**GOAL**
What lines of the data include the string "screenshot"? Copy them all.
------ EXTRACTED DATA
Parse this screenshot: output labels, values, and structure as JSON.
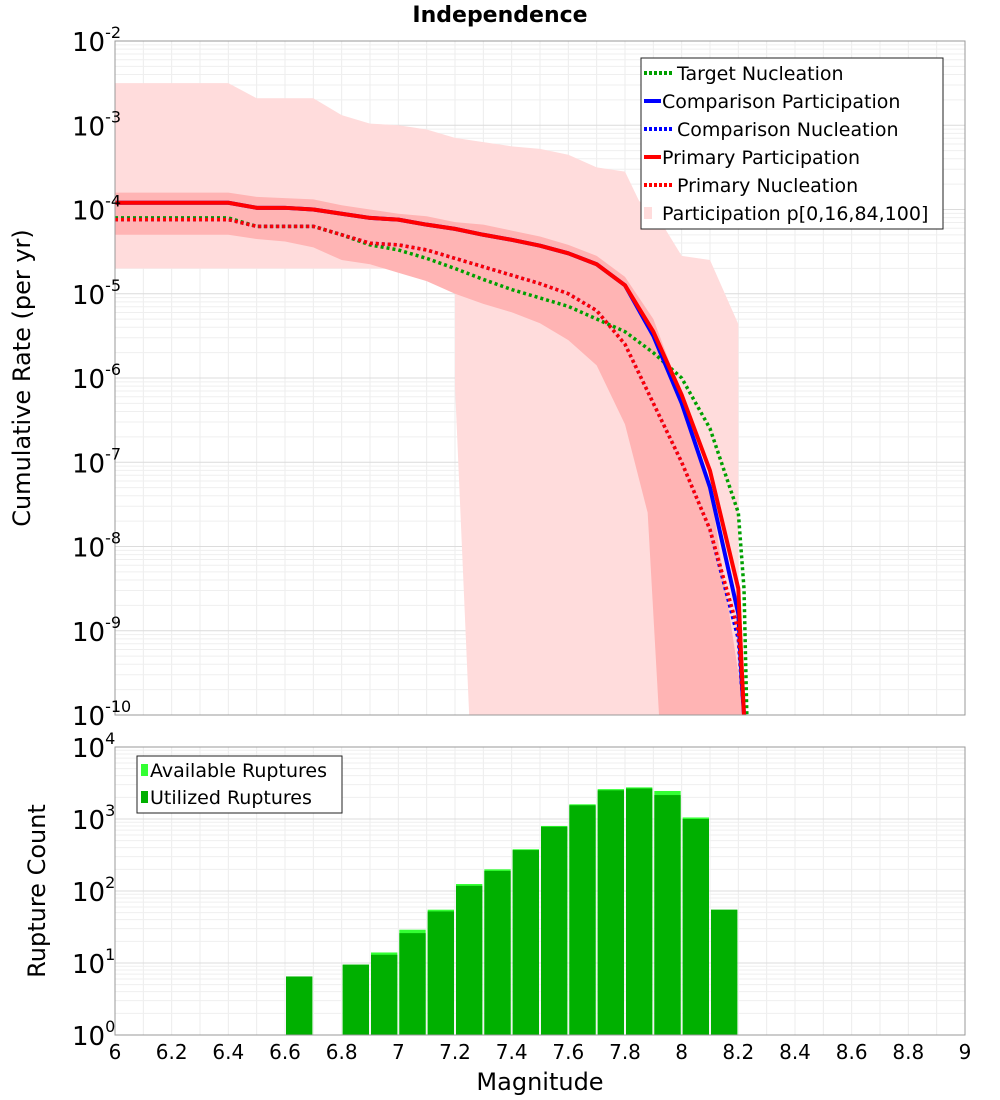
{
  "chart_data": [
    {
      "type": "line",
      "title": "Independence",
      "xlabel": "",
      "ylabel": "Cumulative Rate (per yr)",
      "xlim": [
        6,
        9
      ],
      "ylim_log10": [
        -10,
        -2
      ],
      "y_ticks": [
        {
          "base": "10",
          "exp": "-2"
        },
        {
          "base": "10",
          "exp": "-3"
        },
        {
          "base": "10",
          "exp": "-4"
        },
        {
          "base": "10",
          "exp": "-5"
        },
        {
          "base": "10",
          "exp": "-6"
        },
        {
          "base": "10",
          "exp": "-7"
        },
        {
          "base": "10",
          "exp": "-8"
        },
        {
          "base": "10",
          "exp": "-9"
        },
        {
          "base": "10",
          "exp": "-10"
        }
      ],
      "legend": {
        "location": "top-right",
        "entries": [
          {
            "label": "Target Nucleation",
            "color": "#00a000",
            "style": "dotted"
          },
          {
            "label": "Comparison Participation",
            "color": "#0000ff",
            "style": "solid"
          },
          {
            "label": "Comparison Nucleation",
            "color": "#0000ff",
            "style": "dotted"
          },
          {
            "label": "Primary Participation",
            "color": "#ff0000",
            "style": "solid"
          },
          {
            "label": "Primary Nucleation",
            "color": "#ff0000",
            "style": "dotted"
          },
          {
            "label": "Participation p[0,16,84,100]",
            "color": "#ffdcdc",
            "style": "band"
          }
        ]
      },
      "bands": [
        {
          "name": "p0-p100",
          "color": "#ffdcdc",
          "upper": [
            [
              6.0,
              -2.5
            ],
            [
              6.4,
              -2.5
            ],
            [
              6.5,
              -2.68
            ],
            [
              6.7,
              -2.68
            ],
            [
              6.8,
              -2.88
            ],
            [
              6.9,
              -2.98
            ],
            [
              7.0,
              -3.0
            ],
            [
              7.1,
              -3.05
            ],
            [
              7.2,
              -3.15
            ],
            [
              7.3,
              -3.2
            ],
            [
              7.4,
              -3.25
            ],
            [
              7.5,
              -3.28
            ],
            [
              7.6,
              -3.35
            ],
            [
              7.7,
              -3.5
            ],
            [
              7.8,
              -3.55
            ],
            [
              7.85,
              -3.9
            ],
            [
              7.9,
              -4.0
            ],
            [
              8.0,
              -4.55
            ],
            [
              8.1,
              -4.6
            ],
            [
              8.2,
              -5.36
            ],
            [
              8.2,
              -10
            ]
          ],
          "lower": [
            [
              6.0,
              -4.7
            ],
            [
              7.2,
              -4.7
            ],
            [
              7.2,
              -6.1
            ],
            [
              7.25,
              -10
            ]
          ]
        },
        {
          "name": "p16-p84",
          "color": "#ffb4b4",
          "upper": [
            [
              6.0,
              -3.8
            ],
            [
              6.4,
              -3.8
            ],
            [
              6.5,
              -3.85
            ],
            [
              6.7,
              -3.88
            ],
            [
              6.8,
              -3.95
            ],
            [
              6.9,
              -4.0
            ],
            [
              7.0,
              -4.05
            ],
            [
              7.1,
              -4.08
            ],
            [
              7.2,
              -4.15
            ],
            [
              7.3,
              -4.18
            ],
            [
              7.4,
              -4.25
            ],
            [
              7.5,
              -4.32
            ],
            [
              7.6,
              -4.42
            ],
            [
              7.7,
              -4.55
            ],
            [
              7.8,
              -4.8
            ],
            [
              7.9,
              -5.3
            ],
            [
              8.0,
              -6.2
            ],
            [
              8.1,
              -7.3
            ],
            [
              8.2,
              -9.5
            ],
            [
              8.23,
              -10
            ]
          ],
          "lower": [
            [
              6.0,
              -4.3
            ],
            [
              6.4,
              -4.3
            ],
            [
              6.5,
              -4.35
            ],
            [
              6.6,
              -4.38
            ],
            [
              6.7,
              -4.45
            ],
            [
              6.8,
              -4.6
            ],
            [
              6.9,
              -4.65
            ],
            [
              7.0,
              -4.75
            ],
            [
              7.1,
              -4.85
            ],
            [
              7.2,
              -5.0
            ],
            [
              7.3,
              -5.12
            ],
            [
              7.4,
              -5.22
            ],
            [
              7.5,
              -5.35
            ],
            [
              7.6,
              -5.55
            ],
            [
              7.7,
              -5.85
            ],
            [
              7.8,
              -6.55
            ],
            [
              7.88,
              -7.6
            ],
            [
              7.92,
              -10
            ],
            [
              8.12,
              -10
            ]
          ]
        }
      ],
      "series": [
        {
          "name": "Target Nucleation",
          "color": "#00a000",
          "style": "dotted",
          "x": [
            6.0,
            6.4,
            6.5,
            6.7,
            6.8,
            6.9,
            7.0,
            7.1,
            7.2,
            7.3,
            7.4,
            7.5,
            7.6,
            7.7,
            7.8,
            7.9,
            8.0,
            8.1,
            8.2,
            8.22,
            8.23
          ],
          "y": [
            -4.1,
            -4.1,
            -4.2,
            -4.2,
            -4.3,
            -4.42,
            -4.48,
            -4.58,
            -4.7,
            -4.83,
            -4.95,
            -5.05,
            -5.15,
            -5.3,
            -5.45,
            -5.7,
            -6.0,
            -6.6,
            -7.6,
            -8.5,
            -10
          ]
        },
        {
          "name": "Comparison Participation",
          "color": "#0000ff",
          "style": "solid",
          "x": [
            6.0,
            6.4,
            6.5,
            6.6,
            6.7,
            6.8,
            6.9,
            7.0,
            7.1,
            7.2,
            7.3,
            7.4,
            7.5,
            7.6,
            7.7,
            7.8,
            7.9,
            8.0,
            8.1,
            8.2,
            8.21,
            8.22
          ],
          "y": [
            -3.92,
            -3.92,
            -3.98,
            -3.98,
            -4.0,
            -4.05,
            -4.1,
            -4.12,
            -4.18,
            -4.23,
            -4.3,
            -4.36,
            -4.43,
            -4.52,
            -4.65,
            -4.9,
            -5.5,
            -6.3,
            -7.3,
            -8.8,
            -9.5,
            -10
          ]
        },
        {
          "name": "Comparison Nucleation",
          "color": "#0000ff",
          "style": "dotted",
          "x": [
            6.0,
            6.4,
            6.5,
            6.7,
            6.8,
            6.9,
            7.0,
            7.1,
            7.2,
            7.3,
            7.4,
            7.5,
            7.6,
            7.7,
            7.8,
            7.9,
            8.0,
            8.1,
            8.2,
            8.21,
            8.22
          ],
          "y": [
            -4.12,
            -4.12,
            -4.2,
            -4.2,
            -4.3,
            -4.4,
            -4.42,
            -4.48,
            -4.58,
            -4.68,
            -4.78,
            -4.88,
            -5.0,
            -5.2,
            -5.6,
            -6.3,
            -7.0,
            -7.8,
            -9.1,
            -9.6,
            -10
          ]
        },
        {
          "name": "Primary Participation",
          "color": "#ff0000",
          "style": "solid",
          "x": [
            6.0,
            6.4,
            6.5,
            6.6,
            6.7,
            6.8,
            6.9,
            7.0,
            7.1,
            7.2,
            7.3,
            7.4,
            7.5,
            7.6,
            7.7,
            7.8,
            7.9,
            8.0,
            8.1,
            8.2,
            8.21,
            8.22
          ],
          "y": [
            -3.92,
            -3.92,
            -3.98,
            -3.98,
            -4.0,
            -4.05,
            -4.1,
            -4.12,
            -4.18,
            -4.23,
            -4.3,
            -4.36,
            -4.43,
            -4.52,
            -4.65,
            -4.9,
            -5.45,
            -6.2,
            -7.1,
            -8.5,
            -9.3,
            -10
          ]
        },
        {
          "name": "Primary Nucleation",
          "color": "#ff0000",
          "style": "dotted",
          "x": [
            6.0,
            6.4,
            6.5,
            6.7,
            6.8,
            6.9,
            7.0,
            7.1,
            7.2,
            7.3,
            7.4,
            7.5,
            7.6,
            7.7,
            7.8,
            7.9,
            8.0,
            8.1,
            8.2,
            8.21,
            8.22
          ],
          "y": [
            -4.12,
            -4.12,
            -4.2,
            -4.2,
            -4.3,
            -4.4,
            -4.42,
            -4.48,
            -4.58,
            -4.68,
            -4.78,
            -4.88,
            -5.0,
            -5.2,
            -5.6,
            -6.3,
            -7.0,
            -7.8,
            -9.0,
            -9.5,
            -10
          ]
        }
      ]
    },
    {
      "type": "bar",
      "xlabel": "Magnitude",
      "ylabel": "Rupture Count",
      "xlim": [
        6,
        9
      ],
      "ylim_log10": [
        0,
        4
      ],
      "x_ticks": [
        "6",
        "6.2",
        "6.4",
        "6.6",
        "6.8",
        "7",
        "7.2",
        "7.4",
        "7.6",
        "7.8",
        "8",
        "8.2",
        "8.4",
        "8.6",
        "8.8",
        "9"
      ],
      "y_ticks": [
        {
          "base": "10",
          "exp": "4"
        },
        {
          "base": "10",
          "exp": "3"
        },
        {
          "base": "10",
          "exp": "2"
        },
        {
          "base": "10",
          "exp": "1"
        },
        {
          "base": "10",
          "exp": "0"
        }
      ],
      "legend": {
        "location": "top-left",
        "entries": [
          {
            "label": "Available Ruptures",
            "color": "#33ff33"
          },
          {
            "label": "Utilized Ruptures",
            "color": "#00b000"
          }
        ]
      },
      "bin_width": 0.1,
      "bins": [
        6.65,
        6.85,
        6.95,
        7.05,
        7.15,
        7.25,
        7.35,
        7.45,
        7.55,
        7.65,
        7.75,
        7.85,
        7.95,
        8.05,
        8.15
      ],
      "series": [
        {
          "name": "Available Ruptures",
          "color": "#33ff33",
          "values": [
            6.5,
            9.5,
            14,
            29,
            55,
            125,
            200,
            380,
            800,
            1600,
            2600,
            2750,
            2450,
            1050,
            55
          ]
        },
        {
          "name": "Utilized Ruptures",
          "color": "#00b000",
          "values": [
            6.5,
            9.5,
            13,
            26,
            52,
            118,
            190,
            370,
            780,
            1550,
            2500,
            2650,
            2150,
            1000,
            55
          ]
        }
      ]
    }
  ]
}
------------
------ EXTRACTED DATA
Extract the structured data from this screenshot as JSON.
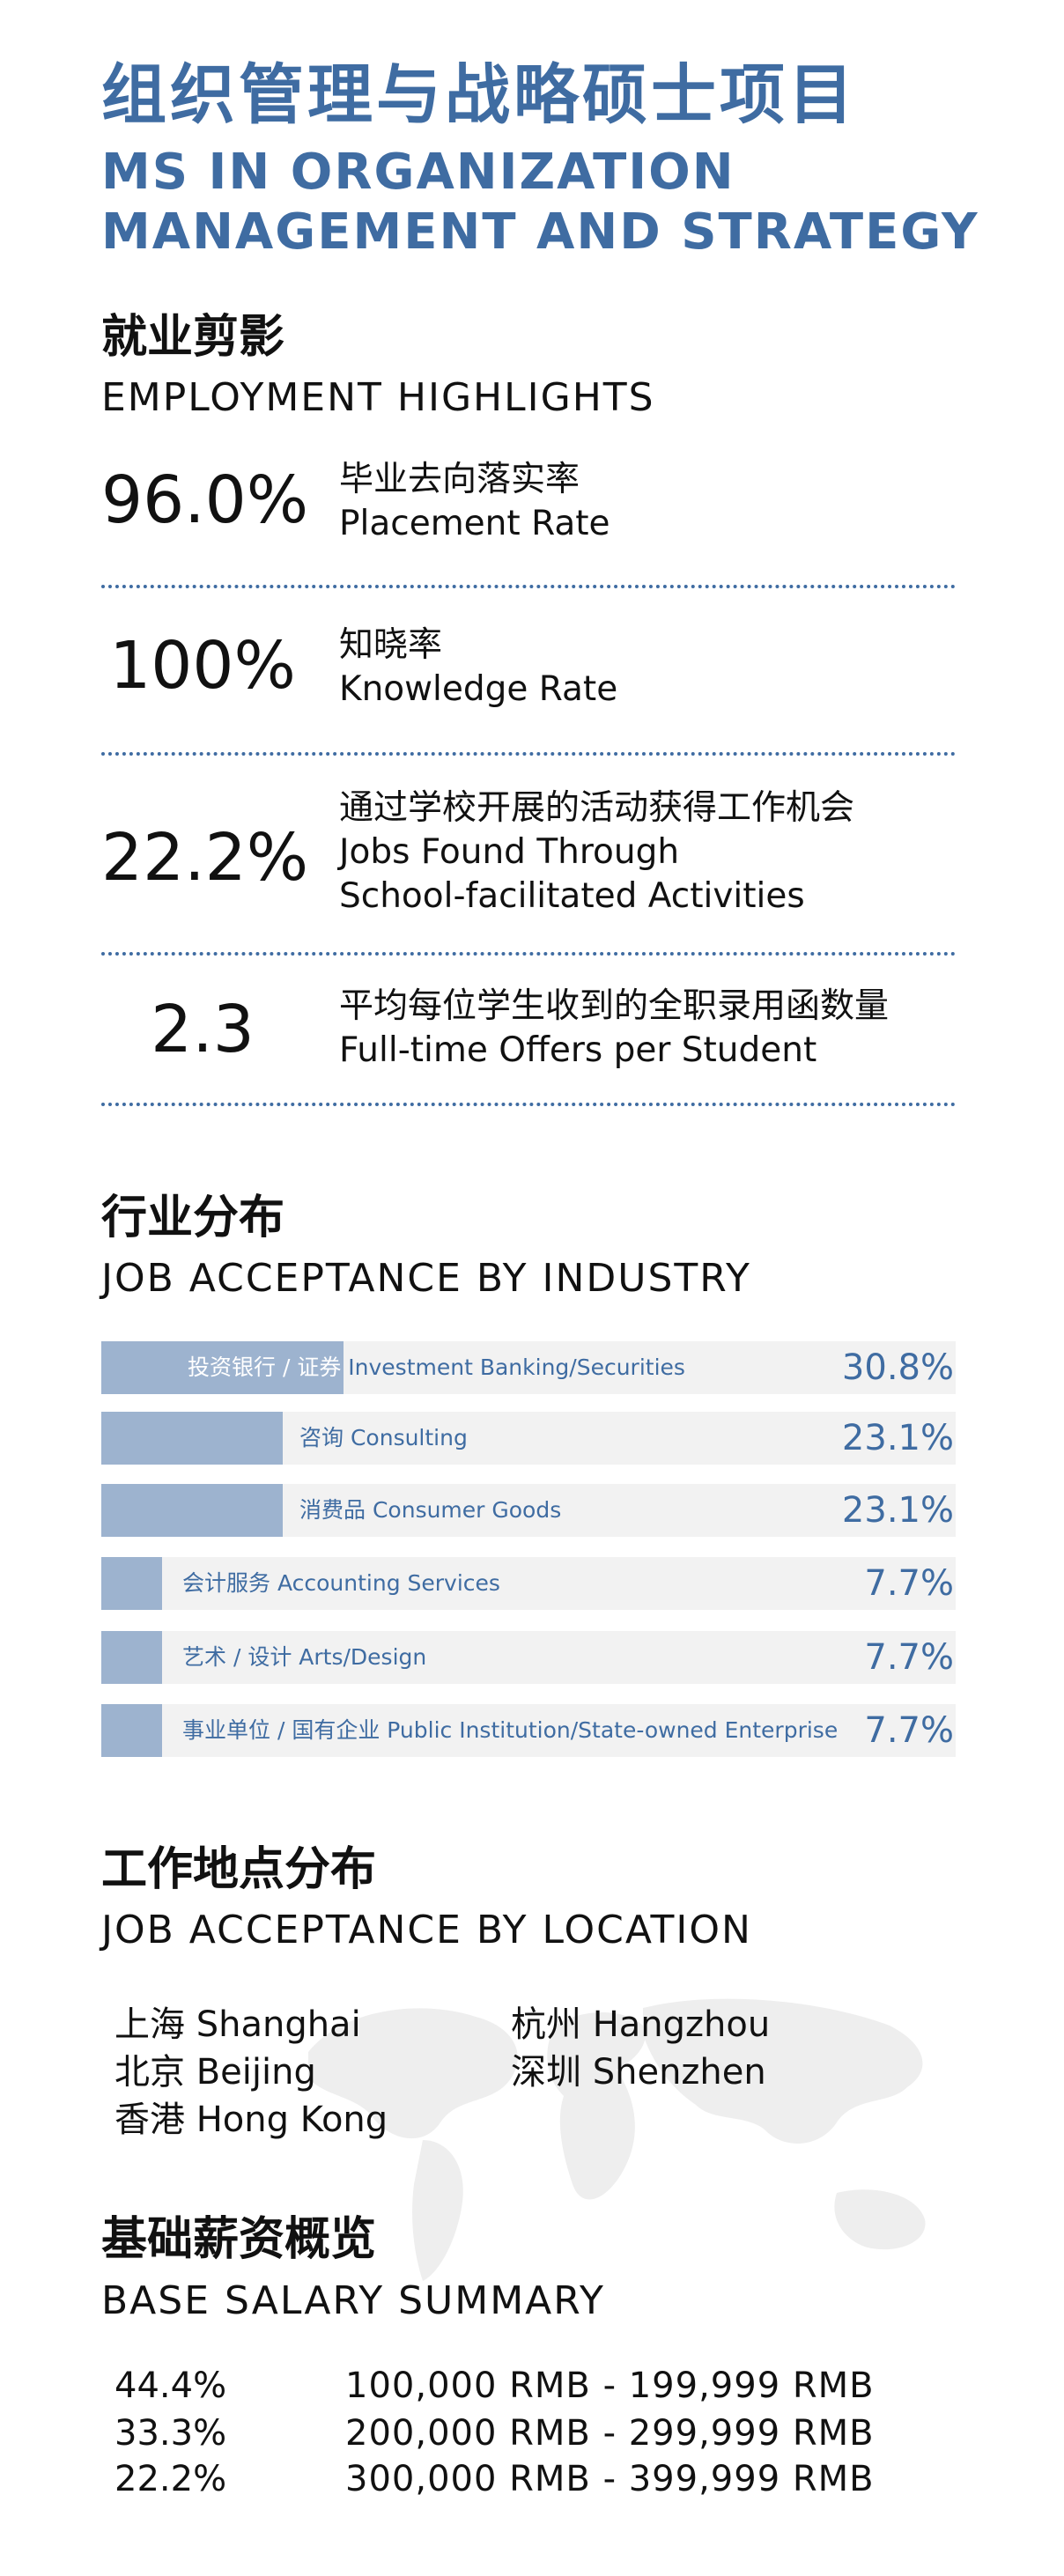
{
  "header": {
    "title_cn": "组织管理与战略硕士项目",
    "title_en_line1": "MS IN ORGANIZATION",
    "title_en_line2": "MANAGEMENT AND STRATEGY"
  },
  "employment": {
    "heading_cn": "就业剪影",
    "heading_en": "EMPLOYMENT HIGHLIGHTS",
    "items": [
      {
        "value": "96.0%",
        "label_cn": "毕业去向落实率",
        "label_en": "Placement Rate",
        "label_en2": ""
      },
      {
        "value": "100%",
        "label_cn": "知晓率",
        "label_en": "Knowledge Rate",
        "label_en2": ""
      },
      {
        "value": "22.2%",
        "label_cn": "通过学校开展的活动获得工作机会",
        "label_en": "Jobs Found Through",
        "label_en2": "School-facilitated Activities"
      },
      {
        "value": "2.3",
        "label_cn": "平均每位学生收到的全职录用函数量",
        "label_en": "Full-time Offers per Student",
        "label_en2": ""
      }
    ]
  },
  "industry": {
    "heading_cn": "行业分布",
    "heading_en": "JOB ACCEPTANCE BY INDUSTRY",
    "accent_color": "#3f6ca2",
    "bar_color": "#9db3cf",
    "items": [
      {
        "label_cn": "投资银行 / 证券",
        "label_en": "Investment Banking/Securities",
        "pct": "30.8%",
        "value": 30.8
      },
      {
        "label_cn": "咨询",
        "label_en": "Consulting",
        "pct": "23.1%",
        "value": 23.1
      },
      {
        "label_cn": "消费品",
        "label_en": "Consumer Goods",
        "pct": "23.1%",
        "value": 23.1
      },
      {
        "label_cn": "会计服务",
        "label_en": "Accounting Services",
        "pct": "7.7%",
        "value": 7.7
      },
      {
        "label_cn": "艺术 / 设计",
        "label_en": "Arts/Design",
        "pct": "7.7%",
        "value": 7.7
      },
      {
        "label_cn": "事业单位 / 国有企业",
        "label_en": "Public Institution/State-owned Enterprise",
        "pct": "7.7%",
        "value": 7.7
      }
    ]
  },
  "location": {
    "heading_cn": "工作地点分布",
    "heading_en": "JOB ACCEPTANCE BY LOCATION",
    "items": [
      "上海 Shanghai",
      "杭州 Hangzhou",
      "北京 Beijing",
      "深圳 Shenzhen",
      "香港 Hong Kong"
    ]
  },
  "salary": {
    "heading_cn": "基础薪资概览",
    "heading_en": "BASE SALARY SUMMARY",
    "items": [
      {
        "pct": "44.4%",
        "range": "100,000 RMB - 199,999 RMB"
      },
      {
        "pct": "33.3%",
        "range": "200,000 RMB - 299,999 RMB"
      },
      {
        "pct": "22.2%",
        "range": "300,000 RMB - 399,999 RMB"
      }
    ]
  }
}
------------
**RESPONSE TO THIS TASK**
Parse this screenshot: output labels, values, and structure as JSON.
Extract the structured data from this screenshot as JSON.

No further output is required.